Brief>
Output all of the records exactly as written.

Data rows>
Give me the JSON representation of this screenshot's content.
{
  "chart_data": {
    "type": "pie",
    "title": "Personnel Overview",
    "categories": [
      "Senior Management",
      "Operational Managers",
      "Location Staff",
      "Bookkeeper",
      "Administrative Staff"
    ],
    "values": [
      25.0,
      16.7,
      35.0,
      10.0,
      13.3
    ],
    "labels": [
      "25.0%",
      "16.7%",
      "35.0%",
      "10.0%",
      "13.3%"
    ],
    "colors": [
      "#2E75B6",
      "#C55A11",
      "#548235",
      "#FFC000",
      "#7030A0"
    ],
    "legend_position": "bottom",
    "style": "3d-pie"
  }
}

In response>
Give me the JSON representation of this screenshot's content.
{
  "chart_data": {
    "type": "pie",
    "title": "Personnel Overview",
    "categories": [
      "Senior Management",
      "Operational Managers",
      "Location Staff",
      "Bookkeeper",
      "Administrative Staff"
    ],
    "values": [
      25.0,
      16.7,
      35.0,
      10.0,
      13.3
    ],
    "labels": [
      "25.0%",
      "16.7%",
      "35.0%",
      "10.0%",
      "13.3%"
    ],
    "colors": [
      "#2E75B6",
      "#C55A11",
      "#548235",
      "#FFC000",
      "#7030A0"
    ],
    "legend_position": "bottom",
    "style": "3d-pie"
  }
}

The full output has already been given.